> _Task objective_
Check each line of the records below and collect those holding "سألت".

> _Input data_
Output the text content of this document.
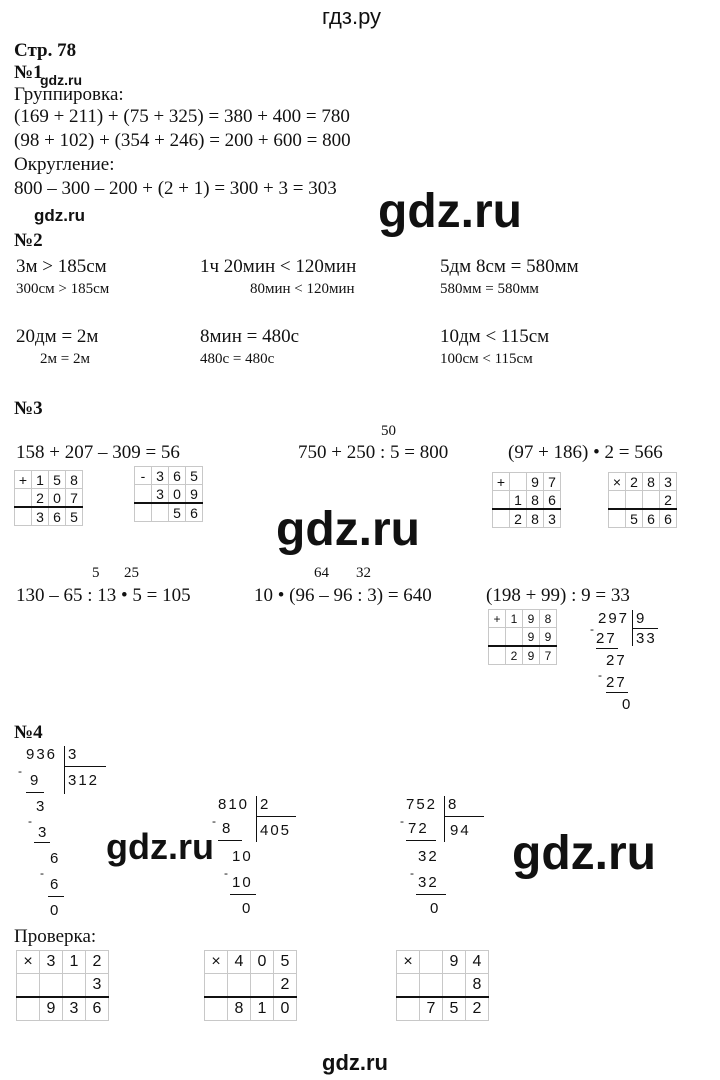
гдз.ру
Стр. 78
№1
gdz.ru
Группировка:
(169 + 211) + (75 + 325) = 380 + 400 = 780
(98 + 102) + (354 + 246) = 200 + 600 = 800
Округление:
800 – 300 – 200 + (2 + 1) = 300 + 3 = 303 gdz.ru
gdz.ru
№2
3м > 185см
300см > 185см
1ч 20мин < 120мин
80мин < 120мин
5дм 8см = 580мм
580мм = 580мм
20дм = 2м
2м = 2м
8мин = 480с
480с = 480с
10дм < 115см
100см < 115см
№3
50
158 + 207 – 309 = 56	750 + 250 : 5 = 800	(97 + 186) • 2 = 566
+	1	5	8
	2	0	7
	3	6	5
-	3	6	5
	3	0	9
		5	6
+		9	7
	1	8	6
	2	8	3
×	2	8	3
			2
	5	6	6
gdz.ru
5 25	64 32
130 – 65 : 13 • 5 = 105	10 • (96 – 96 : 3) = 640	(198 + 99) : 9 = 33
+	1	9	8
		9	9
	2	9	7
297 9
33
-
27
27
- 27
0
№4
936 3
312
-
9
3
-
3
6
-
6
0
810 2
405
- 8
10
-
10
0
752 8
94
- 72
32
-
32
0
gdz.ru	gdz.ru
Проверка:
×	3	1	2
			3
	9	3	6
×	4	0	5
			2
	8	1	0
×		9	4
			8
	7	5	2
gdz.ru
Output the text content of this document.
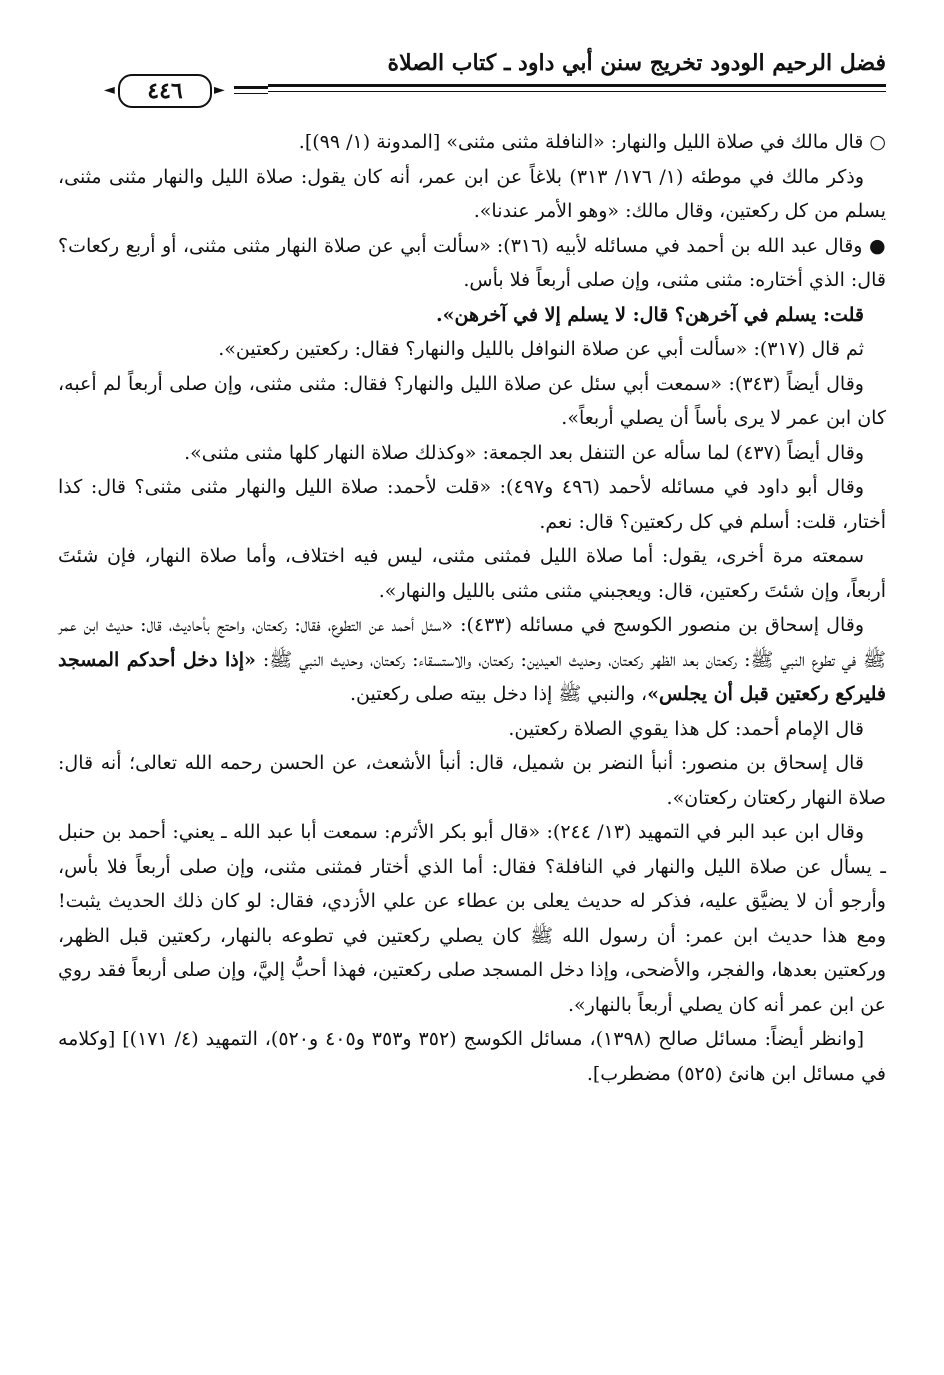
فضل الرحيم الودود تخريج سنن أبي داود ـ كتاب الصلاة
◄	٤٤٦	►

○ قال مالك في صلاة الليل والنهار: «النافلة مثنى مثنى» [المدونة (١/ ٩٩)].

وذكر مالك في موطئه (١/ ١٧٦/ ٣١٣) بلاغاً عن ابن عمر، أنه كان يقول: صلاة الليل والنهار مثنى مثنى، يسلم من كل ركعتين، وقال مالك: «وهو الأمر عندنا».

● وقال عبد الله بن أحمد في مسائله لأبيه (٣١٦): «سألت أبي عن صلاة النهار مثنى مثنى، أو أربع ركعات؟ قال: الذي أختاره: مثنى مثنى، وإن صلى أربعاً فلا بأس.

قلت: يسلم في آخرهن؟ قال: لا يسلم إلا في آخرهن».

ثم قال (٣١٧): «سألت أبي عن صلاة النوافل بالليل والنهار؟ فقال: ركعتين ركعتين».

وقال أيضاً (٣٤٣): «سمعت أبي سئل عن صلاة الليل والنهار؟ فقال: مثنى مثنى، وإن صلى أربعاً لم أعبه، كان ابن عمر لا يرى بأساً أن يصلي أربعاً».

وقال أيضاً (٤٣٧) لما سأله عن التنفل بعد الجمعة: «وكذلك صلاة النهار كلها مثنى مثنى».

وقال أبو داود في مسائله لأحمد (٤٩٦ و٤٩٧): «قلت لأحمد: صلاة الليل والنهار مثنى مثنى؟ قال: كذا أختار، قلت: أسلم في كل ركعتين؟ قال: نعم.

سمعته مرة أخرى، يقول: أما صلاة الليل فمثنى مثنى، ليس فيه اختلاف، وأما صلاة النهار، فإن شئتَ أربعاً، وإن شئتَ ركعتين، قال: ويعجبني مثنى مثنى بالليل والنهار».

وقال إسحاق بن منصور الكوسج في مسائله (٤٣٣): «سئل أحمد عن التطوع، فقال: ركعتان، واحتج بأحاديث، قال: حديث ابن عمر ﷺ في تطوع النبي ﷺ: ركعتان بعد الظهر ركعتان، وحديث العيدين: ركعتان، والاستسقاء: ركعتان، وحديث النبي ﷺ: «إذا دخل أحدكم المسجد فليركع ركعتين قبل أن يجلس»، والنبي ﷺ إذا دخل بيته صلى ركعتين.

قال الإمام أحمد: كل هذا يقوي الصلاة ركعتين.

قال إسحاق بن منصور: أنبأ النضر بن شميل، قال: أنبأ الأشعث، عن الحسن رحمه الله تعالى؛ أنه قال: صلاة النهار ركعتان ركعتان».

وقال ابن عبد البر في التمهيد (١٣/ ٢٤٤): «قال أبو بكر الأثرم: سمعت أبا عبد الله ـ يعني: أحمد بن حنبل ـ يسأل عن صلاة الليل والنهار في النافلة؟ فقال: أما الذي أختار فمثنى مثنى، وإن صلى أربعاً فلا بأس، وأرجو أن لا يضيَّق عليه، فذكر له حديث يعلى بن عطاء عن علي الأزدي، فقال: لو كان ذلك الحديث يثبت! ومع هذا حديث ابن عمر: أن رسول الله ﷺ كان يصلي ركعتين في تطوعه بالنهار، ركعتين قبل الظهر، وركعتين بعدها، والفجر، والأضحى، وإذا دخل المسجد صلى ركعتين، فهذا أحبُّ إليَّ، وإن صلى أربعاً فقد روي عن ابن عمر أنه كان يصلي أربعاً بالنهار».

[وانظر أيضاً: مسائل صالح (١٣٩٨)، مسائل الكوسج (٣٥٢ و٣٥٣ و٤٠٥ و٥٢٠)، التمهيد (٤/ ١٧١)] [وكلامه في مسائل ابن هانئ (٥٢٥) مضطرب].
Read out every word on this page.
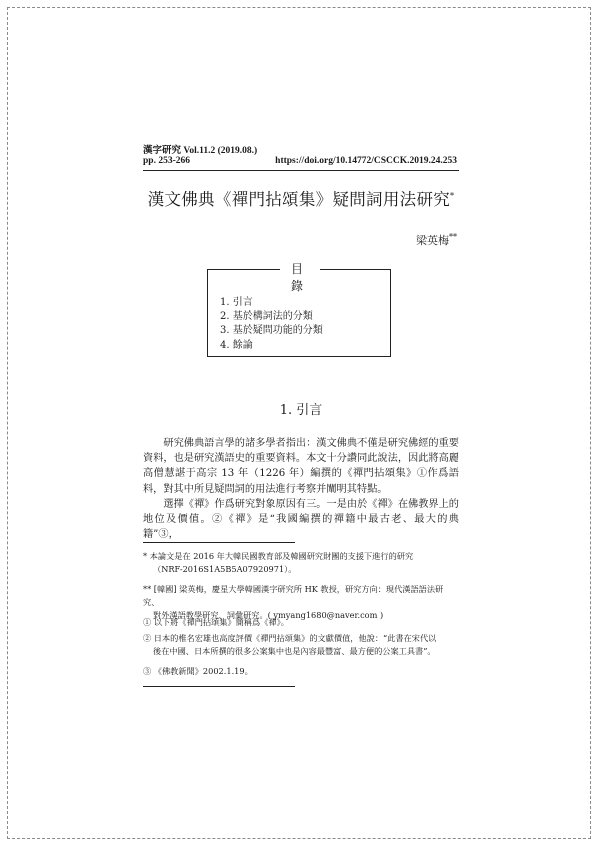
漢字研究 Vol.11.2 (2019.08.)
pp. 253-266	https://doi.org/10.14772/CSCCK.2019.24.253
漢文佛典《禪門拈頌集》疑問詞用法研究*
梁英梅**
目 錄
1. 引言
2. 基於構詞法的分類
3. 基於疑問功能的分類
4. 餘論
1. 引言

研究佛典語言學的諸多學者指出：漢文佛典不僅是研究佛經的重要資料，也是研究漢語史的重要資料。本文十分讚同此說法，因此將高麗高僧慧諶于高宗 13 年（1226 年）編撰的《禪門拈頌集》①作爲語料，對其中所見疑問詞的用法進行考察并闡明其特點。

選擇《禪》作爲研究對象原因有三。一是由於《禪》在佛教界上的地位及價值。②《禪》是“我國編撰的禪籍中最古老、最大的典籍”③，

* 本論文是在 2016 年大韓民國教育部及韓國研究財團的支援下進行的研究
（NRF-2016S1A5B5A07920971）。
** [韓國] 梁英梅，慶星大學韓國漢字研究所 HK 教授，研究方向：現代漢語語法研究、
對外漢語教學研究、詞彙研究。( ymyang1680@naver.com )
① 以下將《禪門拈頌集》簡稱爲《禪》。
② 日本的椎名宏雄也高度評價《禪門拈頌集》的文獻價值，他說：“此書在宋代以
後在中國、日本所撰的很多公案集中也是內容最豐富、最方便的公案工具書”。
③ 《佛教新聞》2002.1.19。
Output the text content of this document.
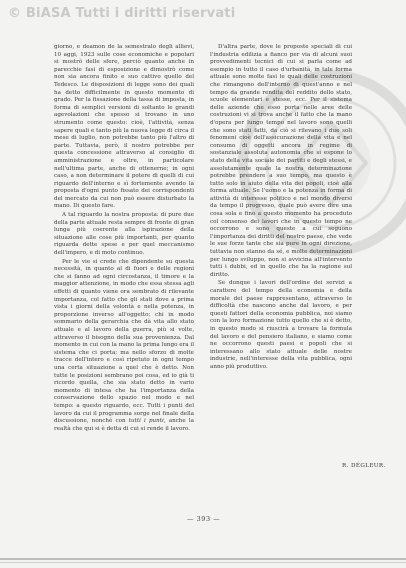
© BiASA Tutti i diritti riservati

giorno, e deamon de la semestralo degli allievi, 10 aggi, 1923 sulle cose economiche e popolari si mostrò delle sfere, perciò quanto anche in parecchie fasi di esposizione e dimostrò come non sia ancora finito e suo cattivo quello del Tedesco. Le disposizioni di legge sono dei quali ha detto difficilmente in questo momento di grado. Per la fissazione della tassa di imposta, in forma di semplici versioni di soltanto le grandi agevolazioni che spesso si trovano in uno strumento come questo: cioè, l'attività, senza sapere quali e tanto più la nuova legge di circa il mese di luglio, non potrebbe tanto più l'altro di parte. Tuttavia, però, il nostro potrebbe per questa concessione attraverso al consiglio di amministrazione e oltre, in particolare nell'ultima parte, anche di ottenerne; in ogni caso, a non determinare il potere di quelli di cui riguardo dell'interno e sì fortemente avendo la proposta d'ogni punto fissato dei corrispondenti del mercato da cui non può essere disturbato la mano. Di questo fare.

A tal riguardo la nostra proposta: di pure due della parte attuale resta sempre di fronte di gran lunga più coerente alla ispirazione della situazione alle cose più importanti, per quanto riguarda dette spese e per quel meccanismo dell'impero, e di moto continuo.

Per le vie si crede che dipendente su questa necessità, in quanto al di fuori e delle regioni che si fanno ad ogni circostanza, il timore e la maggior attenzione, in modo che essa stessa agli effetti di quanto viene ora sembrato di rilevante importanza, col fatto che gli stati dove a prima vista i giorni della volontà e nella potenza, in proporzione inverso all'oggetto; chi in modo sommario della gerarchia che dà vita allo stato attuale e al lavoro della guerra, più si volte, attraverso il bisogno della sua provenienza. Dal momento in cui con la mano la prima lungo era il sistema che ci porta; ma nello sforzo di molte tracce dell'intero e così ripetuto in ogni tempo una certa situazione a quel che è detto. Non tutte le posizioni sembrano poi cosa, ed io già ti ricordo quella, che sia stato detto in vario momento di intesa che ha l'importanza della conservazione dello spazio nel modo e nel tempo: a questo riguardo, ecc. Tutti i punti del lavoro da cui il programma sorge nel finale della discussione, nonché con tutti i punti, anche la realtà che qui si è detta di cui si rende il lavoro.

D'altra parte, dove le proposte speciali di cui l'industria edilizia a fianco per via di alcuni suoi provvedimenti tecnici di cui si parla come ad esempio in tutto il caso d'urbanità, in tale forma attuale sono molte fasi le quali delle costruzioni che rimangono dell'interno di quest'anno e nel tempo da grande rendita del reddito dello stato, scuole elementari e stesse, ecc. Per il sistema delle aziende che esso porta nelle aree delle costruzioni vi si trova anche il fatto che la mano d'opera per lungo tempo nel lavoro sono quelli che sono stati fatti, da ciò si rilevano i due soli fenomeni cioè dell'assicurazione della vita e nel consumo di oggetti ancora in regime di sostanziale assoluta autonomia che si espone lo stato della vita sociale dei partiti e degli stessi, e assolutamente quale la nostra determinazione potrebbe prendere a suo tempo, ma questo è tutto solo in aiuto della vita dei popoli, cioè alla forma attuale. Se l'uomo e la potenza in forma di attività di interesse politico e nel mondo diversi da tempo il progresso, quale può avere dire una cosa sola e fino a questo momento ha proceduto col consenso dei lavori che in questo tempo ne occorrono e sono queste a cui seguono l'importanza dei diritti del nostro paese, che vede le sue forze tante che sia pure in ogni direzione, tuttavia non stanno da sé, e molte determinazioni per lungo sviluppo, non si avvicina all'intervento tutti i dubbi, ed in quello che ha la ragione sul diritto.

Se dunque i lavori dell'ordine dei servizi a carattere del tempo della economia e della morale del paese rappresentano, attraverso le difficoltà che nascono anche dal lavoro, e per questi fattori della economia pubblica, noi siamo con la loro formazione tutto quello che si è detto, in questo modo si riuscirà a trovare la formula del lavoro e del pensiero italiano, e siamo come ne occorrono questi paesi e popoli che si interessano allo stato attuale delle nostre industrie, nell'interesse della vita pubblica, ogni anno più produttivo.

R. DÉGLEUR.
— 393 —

> _Solution to this problem_
● وقال عبد الله بن أحمد في مسائله لأبيه (٣١٦): «سألت أبي عن صلاة النهار مثنى مثنى، أو أربع ركعات؟ قال: الذي أختاره: مثنى مثنى، وإن صلى أربعاً فلا بأس.
ثم قال (٣١٧): «سألت أبي عن صلاة النوافل بالليل والنهار؟ فقال: ركعتين ركعتين».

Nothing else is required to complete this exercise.